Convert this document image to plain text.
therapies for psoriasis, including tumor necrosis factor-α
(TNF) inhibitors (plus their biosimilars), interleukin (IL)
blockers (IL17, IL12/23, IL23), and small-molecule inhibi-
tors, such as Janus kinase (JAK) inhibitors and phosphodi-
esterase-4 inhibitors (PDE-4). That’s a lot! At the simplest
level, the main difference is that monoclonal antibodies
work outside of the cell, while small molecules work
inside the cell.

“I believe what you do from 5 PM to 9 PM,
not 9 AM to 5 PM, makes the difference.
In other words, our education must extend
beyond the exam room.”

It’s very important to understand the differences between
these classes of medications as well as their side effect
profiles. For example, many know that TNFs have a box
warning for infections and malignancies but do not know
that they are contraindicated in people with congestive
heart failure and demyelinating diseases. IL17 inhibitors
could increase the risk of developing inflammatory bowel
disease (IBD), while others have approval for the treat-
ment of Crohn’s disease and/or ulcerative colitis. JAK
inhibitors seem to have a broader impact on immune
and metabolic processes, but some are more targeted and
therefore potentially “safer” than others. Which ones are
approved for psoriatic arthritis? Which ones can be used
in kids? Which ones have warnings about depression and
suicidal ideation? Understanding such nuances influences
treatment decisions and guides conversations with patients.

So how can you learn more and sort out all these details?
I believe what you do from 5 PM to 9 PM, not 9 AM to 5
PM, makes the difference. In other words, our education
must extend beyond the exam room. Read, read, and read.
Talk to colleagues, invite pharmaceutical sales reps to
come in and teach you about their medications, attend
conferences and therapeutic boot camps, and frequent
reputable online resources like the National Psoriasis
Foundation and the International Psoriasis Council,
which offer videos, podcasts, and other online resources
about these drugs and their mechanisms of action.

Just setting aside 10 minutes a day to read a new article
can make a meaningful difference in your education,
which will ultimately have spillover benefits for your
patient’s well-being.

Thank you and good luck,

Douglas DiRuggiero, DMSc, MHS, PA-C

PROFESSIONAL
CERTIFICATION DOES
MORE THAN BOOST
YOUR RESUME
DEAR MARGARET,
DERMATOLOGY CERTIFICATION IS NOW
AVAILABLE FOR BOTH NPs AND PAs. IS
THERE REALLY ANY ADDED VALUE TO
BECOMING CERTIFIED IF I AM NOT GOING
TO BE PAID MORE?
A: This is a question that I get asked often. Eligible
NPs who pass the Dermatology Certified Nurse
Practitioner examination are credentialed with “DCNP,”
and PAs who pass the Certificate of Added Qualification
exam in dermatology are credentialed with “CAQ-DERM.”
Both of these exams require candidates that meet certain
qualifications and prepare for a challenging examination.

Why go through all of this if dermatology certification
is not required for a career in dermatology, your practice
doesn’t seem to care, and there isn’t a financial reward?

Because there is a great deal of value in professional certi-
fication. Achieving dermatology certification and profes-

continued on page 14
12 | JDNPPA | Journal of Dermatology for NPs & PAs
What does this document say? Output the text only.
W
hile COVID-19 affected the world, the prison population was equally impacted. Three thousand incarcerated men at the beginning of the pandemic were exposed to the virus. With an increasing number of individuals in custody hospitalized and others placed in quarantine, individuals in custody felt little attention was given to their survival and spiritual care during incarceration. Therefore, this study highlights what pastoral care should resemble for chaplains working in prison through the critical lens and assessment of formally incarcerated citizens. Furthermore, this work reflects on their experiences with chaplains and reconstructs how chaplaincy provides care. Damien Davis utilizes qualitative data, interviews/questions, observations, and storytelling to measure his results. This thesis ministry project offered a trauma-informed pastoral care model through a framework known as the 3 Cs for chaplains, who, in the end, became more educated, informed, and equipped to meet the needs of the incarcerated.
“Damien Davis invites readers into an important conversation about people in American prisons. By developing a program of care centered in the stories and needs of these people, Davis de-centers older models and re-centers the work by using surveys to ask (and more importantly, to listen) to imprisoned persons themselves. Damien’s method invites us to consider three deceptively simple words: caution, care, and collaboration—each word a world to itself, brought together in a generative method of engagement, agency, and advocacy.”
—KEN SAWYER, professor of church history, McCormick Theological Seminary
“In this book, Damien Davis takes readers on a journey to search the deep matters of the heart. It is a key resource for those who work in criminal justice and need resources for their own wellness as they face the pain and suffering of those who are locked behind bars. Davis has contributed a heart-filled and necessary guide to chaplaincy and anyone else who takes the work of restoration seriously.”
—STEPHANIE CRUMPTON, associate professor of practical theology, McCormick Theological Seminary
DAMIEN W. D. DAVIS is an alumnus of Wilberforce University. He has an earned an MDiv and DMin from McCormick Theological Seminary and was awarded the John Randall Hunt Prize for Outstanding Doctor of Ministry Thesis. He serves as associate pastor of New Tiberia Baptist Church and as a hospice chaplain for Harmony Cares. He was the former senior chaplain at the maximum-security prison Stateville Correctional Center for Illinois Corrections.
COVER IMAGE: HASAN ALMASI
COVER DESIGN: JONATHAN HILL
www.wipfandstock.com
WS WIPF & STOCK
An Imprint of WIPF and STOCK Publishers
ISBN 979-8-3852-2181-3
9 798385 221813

__TASK DESCRIPTION__
Each record above has to be printed again, word for word.

__SOLUTION TO THIS EXERCISE__
Convert this document image to plain text.
therapies for psoriasis, including tumor necrosis factor-α
(TNF) inhibitors (plus their biosimilars), interleukin (IL)
blockers (IL17, IL12/23, IL23), and small-molecule inhibi-
tors, such as Janus kinase (JAK) inhibitors and phosphodi-
esterase-4 inhibitors (PDE-4). That’s a lot! At the simplest
level, the main difference is that monoclonal antibodies
work outside of the cell, while small molecules work
inside the cell.

“I believe what you do from 5 PM to 9 PM,
not 9 AM to 5 PM, makes the difference.
In other words, our education must extend
beyond the exam room.”

It’s very important to understand the differences between
these classes of medications as well as their side effect
profiles. For example, many know that TNFs have a box
warning for infections and malignancies but do not know
that they are contraindicated in people with congestive
heart failure and demyelinating diseases. IL17 inhibitors
could increase the risk of developing inflammatory bowel
disease (IBD), while others have approval for the treat-
ment of Crohn’s disease and/or ulcerative colitis. JAK
inhibitors seem to have a broader impact on immune
and metabolic processes, but some are more targeted and
therefore potentially “safer” than others. Which ones are
approved for psoriatic arthritis? Which ones can be used
in kids? Which ones have warnings about depression and
suicidal ideation? Understanding such nuances influences
treatment decisions and guides conversations with patients.

So how can you learn more and sort out all these details?
I believe what you do from 5 PM to 9 PM, not 9 AM to 5
PM, makes the difference. In other words, our education
must extend beyond the exam room. Read, read, and read.
Talk to colleagues, invite pharmaceutical sales reps to
come in and teach you about their medications, attend
conferences and therapeutic boot camps, and frequent
reputable online resources like the National Psoriasis
Foundation and the International Psoriasis Council,
which offer videos, podcasts, and other online resources
about these drugs and their mechanisms of action.

Just setting aside 10 minutes a day to read a new article
can make a meaningful difference in your education,
which will ultimately have spillover benefits for your
patient’s well-being.

Thank you and good luck,

Douglas DiRuggiero, DMSc, MHS, PA-C

PROFESSIONAL
CERTIFICATION DOES
MORE THAN BOOST
YOUR RESUME
DEAR MARGARET,
DERMATOLOGY CERTIFICATION IS NOW
AVAILABLE FOR BOTH NPs AND PAs. IS
THERE REALLY ANY ADDED VALUE TO
BECOMING CERTIFIED IF I AM NOT GOING
TO BE PAID MORE?
A: This is a question that I get asked often. Eligible
NPs who pass the Dermatology Certified Nurse
Practitioner examination are credentialed with “DCNP,”
and PAs who pass the Certificate of Added Qualification
exam in dermatology are credentialed with “CAQ-DERM.”
Both of these exams require candidates that meet certain
qualifications and prepare for a challenging examination.

Why go through all of this if dermatology certification
is not required for a career in dermatology, your practice
doesn’t seem to care, and there isn’t a financial reward?

Because there is a great deal of value in professional certi-
fication. Achieving dermatology certification and profes-

continued on page 14
12 | JDNPPA | Journal of Dermatology for NPs & PAs
What does this document say? Output the text only.
W
hile COVID-19 affected the world, the prison population was equally impacted. Three thousand incarcerated men at the beginning of the pandemic were exposed to the virus. With an increasing number of individuals in custody hospitalized and others placed in quarantine, individuals in custody felt little attention was given to their survival and spiritual care during incarceration. Therefore, this study highlights what pastoral care should resemble for chaplains working in prison through the critical lens and assessment of formally incarcerated citizens. Furthermore, this work reflects on their experiences with chaplains and reconstructs how chaplaincy provides care. Damien Davis utilizes qualitative data, interviews/questions, observations, and storytelling to measure his results. This thesis ministry project offered a trauma-informed pastoral care model through a framework known as the 3 Cs for chaplains, who, in the end, became more educated, informed, and equipped to meet the needs of the incarcerated.
“Damien Davis invites readers into an important conversation about people in American prisons. By developing a program of care centered in the stories and needs of these people, Davis de-centers older models and re-centers the work by using surveys to ask (and more importantly, to listen) to imprisoned persons themselves. Damien’s method invites us to consider three deceptively simple words: caution, care, and collaboration—each word a world to itself, brought together in a generative method of engagement, agency, and advocacy.”
—KEN SAWYER, professor of church history, McCormick Theological Seminary
“In this book, Damien Davis takes readers on a journey to search the deep matters of the heart. It is a key resource for those who work in criminal justice and need resources for their own wellness as they face the pain and suffering of those who are locked behind bars. Davis has contributed a heart-filled and necessary guide to chaplaincy and anyone else who takes the work of restoration seriously.”
—STEPHANIE CRUMPTON, associate professor of practical theology, McCormick Theological Seminary
DAMIEN W. D. DAVIS is an alumnus of Wilberforce University. He has an earned an MDiv and DMin from McCormick Theological Seminary and was awarded the John Randall Hunt Prize for Outstanding Doctor of Ministry Thesis. He serves as associate pastor of New Tiberia Baptist Church and as a hospice chaplain for Harmony Cares. He was the former senior chaplain at the maximum-security prison Stateville Correctional Center for Illinois Corrections.
COVER IMAGE: HASAN ALMASI
COVER DESIGN: JONATHAN HILL
www.wipfandstock.com
WS WIPF & STOCK
An Imprint of WIPF and STOCK Publishers
ISBN 979-8-3852-2181-3
9 798385 221813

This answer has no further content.